[WHAT IS BEING ASKED] What is the number of lines in the data holding the word "image"? Give that number by itself.

Saved entries

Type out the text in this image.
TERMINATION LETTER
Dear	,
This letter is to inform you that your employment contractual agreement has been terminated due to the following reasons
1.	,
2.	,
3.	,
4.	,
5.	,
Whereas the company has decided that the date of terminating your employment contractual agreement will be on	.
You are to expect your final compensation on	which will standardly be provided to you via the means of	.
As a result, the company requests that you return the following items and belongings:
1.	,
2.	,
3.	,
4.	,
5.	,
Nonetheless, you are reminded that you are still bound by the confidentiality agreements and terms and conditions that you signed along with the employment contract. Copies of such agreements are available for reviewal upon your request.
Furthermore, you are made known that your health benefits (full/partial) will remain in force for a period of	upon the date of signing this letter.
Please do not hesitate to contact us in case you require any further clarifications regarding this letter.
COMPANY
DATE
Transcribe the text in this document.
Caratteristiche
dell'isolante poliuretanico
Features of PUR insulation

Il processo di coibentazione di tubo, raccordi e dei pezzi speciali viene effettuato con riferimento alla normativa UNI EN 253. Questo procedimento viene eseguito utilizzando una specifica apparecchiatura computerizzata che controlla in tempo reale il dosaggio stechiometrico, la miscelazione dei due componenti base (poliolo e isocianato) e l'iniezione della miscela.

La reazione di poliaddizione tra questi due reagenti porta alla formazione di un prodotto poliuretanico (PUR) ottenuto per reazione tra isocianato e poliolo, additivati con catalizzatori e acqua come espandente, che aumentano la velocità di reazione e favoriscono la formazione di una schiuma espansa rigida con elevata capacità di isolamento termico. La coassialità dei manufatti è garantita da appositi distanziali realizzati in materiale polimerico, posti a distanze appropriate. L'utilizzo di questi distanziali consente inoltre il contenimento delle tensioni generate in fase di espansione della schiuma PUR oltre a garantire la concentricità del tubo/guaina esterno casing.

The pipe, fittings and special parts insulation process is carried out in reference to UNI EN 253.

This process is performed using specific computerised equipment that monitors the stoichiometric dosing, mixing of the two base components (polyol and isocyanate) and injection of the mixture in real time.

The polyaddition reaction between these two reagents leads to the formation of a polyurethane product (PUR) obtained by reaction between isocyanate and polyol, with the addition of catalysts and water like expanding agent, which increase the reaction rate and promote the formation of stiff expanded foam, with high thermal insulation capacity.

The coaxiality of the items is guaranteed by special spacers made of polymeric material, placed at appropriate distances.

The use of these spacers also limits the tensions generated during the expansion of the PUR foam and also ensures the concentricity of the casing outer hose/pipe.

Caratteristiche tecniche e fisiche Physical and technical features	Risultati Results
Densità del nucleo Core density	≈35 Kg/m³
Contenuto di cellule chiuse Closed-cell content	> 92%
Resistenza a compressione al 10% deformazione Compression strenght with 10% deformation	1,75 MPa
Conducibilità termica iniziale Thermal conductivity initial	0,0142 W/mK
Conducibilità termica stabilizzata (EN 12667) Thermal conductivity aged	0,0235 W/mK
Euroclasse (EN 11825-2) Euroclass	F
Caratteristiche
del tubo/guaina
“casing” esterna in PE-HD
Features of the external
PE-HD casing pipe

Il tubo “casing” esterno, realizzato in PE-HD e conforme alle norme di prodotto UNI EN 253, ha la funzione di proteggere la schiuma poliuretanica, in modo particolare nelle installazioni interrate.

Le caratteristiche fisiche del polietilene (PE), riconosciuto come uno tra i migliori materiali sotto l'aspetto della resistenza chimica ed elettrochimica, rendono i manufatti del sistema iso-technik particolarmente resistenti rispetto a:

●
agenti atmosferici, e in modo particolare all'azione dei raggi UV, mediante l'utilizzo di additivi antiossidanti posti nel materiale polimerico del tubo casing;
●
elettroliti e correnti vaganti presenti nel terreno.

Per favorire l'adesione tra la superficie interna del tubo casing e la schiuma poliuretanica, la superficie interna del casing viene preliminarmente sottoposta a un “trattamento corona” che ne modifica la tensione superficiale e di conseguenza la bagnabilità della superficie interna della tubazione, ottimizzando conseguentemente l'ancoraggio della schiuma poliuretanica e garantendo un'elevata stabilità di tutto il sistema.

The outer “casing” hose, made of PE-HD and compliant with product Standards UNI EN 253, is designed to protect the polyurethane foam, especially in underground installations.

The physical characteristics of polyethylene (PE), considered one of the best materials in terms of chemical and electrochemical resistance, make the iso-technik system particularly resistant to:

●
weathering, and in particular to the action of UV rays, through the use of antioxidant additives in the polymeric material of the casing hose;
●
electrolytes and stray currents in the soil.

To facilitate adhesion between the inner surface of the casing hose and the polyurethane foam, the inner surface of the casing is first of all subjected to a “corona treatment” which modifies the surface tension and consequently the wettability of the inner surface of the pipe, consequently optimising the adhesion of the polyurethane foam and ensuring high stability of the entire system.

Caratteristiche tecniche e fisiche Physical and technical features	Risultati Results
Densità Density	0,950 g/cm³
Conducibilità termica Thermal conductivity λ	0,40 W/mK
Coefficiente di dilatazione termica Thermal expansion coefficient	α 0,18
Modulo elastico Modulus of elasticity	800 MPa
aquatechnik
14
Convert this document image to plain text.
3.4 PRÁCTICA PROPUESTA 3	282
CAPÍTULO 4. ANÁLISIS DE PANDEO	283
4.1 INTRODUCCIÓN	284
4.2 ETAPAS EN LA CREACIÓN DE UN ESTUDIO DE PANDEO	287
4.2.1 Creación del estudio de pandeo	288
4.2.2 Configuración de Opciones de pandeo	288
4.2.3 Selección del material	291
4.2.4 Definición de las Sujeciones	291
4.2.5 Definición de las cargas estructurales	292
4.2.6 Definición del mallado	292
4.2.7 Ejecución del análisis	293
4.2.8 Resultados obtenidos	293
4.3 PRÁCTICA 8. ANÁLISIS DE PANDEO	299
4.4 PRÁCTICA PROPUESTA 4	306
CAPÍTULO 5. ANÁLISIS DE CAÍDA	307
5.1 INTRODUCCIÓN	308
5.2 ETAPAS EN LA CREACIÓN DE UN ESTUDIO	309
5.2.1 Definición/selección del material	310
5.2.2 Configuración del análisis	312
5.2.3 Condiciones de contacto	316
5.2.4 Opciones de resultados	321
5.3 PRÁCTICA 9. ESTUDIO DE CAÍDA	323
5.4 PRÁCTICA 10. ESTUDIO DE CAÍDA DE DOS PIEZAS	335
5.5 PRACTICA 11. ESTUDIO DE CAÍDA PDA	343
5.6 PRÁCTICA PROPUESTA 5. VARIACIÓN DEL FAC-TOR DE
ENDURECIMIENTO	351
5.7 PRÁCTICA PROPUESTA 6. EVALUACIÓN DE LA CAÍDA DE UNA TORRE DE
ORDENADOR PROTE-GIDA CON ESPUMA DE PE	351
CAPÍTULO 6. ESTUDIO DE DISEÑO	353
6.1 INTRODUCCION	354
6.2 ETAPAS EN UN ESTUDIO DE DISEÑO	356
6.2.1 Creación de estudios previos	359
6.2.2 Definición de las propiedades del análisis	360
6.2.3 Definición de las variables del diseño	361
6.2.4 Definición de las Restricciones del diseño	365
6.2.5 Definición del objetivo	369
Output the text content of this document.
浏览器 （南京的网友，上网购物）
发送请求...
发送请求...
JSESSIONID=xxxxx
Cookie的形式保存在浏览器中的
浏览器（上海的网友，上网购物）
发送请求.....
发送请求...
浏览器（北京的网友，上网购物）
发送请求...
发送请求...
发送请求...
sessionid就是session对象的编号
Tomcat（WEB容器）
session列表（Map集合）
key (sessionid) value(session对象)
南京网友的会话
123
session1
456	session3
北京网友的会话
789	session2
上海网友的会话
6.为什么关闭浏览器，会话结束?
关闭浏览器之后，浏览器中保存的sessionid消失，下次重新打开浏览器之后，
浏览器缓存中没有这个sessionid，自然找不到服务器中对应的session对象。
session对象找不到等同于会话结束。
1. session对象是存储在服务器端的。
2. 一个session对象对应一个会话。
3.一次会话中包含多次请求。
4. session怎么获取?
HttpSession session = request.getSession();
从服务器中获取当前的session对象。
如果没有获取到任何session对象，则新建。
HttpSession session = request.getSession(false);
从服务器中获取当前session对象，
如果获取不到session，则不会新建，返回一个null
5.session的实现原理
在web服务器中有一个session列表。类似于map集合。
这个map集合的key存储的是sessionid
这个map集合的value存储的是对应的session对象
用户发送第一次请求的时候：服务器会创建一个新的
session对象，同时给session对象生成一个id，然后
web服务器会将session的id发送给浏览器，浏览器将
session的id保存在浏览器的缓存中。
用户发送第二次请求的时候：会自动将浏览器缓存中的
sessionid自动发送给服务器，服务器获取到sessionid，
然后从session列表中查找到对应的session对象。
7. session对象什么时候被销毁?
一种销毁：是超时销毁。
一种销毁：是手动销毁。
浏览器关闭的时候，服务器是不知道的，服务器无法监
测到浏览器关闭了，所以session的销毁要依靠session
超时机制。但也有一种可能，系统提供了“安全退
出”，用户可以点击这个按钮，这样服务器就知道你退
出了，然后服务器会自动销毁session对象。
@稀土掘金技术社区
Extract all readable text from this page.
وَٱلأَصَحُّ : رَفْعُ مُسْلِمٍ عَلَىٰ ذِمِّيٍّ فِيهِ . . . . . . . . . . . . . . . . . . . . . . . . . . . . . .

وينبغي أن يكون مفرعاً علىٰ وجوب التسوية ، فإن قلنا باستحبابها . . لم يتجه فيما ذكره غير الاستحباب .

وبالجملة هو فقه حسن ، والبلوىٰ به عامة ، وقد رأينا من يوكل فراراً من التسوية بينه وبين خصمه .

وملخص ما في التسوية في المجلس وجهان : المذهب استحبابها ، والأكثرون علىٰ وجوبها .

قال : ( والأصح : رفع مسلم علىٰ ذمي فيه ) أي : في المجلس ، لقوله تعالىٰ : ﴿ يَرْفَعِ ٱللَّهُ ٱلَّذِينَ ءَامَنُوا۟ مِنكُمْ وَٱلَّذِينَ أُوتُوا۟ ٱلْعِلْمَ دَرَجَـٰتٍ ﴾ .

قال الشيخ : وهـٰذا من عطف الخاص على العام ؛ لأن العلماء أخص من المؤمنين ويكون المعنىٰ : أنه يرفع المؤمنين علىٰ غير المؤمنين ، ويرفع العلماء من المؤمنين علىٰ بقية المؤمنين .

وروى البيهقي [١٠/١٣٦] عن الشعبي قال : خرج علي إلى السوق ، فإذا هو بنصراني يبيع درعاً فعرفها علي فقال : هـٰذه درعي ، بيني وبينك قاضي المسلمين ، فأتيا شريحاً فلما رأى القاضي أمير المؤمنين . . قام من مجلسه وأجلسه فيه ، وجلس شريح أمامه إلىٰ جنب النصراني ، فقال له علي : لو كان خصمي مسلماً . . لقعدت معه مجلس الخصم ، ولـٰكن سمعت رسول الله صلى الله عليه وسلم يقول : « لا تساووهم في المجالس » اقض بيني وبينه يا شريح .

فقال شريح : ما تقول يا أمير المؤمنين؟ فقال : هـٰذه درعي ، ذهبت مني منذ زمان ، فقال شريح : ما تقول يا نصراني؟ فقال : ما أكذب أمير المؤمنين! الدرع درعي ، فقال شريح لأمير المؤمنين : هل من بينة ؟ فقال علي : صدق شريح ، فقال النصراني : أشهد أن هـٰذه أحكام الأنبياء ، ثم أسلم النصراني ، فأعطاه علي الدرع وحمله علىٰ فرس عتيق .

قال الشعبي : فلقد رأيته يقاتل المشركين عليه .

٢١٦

[FINISHED TASK] 2